Start Records for this task

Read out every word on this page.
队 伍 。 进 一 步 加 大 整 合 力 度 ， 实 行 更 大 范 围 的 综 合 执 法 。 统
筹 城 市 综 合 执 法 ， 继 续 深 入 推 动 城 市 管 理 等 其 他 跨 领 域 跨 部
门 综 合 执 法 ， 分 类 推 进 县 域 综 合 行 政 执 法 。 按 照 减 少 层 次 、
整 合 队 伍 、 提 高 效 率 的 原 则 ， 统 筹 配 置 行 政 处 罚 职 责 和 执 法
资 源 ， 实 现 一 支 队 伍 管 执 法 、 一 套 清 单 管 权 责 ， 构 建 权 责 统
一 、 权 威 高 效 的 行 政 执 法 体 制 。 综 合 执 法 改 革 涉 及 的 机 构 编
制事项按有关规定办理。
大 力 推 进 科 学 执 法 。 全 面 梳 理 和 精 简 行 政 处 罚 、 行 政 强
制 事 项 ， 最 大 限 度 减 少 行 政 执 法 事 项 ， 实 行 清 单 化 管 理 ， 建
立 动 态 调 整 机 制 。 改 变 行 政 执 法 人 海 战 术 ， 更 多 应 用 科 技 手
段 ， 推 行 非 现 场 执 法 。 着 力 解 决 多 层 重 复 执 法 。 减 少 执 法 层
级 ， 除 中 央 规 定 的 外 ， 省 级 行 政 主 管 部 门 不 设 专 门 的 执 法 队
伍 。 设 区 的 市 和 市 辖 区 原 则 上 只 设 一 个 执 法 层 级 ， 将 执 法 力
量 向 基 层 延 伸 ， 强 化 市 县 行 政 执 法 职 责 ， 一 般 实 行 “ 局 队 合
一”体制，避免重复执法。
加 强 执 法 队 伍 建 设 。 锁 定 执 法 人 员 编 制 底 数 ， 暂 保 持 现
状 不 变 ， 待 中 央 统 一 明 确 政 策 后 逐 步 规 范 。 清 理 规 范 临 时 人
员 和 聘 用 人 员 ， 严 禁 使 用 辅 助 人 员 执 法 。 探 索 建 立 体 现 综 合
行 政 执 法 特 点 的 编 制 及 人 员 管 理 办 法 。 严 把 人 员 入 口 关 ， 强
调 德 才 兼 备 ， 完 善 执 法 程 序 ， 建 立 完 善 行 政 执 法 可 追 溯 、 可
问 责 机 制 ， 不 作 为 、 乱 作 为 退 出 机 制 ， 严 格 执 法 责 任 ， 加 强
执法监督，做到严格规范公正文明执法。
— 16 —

End Records for this task

Repeat every line of the material exactly as given.

Read out every word on this page.
队 伍 。 进 一 步 加 大 整 合 力 度 ， 实 行 更 大 范 围 的 综 合 执 法 。 统
筹 城 市 综 合 执 法 ， 继 续 深 入 推 动 城 市 管 理 等 其 他 跨 领 域 跨 部
门 综 合 执 法 ， 分 类 推 进 县 域 综 合 行 政 执 法 。 按 照 减 少 层 次 、
整 合 队 伍 、 提 高 效 率 的 原 则 ， 统 筹 配 置 行 政 处 罚 职 责 和 执 法
资 源 ， 实 现 一 支 队 伍 管 执 法 、 一 套 清 单 管 权 责 ， 构 建 权 责 统
一 、 权 威 高 效 的 行 政 执 法 体 制 。 综 合 执 法 改 革 涉 及 的 机 构 编
制事项按有关规定办理。
大 力 推 进 科 学 执 法 。 全 面 梳 理 和 精 简 行 政 处 罚 、 行 政 强
制 事 项 ， 最 大 限 度 减 少 行 政 执 法 事 项 ， 实 行 清 单 化 管 理 ， 建
立 动 态 调 整 机 制 。 改 变 行 政 执 法 人 海 战 术 ， 更 多 应 用 科 技 手
段 ， 推 行 非 现 场 执 法 。 着 力 解 决 多 层 重 复 执 法 。 减 少 执 法 层
级 ， 除 中 央 规 定 的 外 ， 省 级 行 政 主 管 部 门 不 设 专 门 的 执 法 队
伍 。 设 区 的 市 和 市 辖 区 原 则 上 只 设 一 个 执 法 层 级 ， 将 执 法 力
量 向 基 层 延 伸 ， 强 化 市 县 行 政 执 法 职 责 ， 一 般 实 行 “ 局 队 合
一”体制，避免重复执法。
加 强 执 法 队 伍 建 设 。 锁 定 执 法 人 员 编 制 底 数 ， 暂 保 持 现
状 不 变 ， 待 中 央 统 一 明 确 政 策 后 逐 步 规 范 。 清 理 规 范 临 时 人
员 和 聘 用 人 员 ， 严 禁 使 用 辅 助 人 员 执 法 。 探 索 建 立 体 现 综 合
行 政 执 法 特 点 的 编 制 及 人 员 管 理 办 法 。 严 把 人 员 入 口 关 ， 强
调 德 才 兼 备 ， 完 善 执 法 程 序 ， 建 立 完 善 行 政 执 法 可 追 溯 、 可
问 责 机 制 ， 不 作 为 、 乱 作 为 退 出 机 制 ， 严 格 执 法 责 任 ， 加 强
执法监督，做到严格规范公正文明执法。
— 16 —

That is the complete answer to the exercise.